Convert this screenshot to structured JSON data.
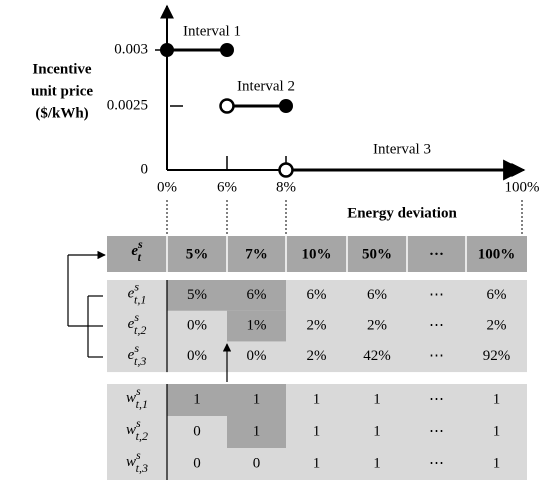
{
  "chart": {
    "y_label": [
      "Incentive",
      "unit price",
      "($/kWh)"
    ],
    "y_ticks": [
      "0.003",
      "0.0025",
      "0"
    ],
    "x_ticks": [
      "0%",
      "6%",
      "8%",
      "100%"
    ],
    "x_label": "Energy deviation",
    "intervals": [
      "Interval 1",
      "Interval 2",
      "Interval 3"
    ]
  },
  "header_row": {
    "label": {
      "base": "e",
      "sup": "s",
      "sub": "t"
    },
    "cells": [
      "5%",
      "7%",
      "10%",
      "50%",
      "···",
      "100%"
    ]
  },
  "e_table": {
    "labels": [
      {
        "base": "e",
        "sup": "s",
        "sub": "t,1"
      },
      {
        "base": "e",
        "sup": "s",
        "sub": "t,2"
      },
      {
        "base": "e",
        "sup": "s",
        "sub": "t,3"
      }
    ],
    "rows": [
      [
        "5%",
        "6%",
        "6%",
        "6%",
        "⋯",
        "6%"
      ],
      [
        "0%",
        "1%",
        "2%",
        "2%",
        "⋯",
        "2%"
      ],
      [
        "0%",
        "0%",
        "2%",
        "42%",
        "⋯",
        "92%"
      ]
    ]
  },
  "w_table": {
    "labels": [
      {
        "base": "w",
        "sup": "s",
        "sub": "t,1"
      },
      {
        "base": "w",
        "sup": "s",
        "sub": "t,2"
      },
      {
        "base": "w",
        "sup": "s",
        "sub": "t,3"
      }
    ],
    "rows": [
      [
        "1",
        "1",
        "1",
        "1",
        "⋯",
        "1"
      ],
      [
        "0",
        "1",
        "1",
        "1",
        "⋯",
        "1"
      ],
      [
        "0",
        "0",
        "1",
        "1",
        "⋯",
        "1"
      ]
    ]
  }
}
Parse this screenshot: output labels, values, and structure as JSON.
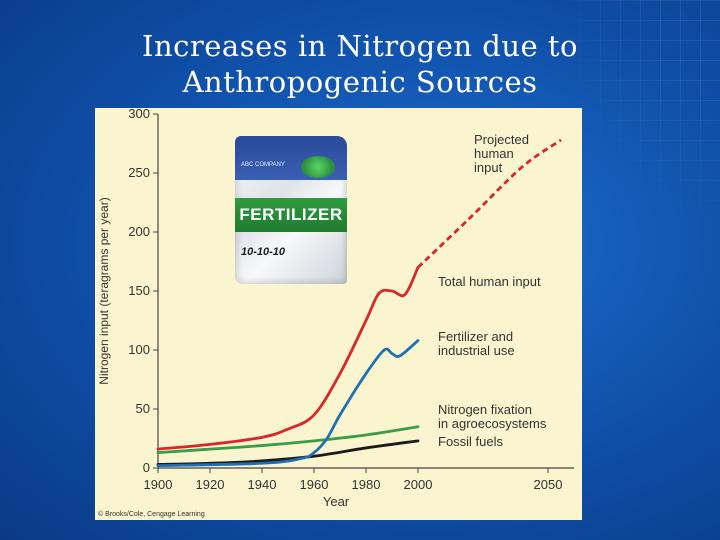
{
  "title": {
    "line1": "Increases in Nitrogen due to",
    "line2": "Anthropogenic Sources"
  },
  "photo": {
    "company": "ABC COMPANY",
    "product": "FERTILIZER",
    "grade": "10-10-10"
  },
  "credit": "© Brooks/Cole, Cengage Learning",
  "colors": {
    "total": "#d9262a",
    "fertilizer": "#1f6fb6",
    "fixation": "#3a9c47",
    "fossil": "#1a1a1a"
  },
  "chart_data": {
    "type": "line",
    "xlabel": "Year",
    "ylabel": "Nitrogen input (teragrams per year)",
    "xlim": [
      1900,
      2060
    ],
    "ylim": [
      0,
      300
    ],
    "xticks": [
      1900,
      1920,
      1940,
      1960,
      1980,
      2000,
      2050
    ],
    "yticks": [
      0,
      50,
      100,
      150,
      200,
      250,
      300
    ],
    "series": [
      {
        "name": "Total human input",
        "key": "total",
        "x": [
          1900,
          1920,
          1940,
          1950,
          1960,
          1970,
          1980,
          1985,
          1990,
          1995,
          2000
        ],
        "y": [
          16,
          20,
          26,
          33,
          45,
          80,
          125,
          148,
          150,
          147,
          170
        ]
      },
      {
        "name": "Projected human input",
        "key": "total",
        "dashed": true,
        "x": [
          2000,
          2020,
          2040,
          2055
        ],
        "y": [
          170,
          212,
          255,
          278
        ]
      },
      {
        "name": "Fertilizer and industrial use",
        "key": "fertilizer",
        "x": [
          1900,
          1940,
          1955,
          1960,
          1965,
          1970,
          1980,
          1987,
          1990,
          1993,
          2000
        ],
        "y": [
          2,
          4,
          8,
          13,
          25,
          45,
          80,
          100,
          97,
          95,
          108
        ]
      },
      {
        "name": "Nitrogen fixation in agroecosystems",
        "key": "fixation",
        "x": [
          1900,
          1920,
          1940,
          1960,
          1980,
          2000
        ],
        "y": [
          13,
          16,
          19,
          23,
          28,
          35
        ]
      },
      {
        "name": "Fossil fuels",
        "key": "fossil",
        "x": [
          1900,
          1920,
          1940,
          1960,
          1980,
          2000
        ],
        "y": [
          3,
          4,
          6,
          10,
          17,
          23
        ]
      }
    ],
    "annotations": [
      {
        "key": "projected",
        "lines": [
          "Projected",
          "human",
          "input"
        ]
      },
      {
        "key": "total",
        "lines": [
          "Total human input"
        ]
      },
      {
        "key": "fertilizer",
        "lines": [
          "Fertilizer and",
          "industrial use"
        ]
      },
      {
        "key": "fixation",
        "lines": [
          "Nitrogen fixation",
          "in agroecosystems"
        ]
      },
      {
        "key": "fossil",
        "lines": [
          "Fossil fuels"
        ]
      }
    ]
  }
}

+++++

> **BRIEF**
Return a copy of every line that includes the word "Nitrogen".

> **SOLUTION FOR THIS PROBLEM**
    "line1": "Increases in Nitrogen due to",
    "ylabel": "Nitrogen input (teragrams per year)",
        "name": "Nitrogen fixation in agroecosystems",
          "Nitrogen fixation",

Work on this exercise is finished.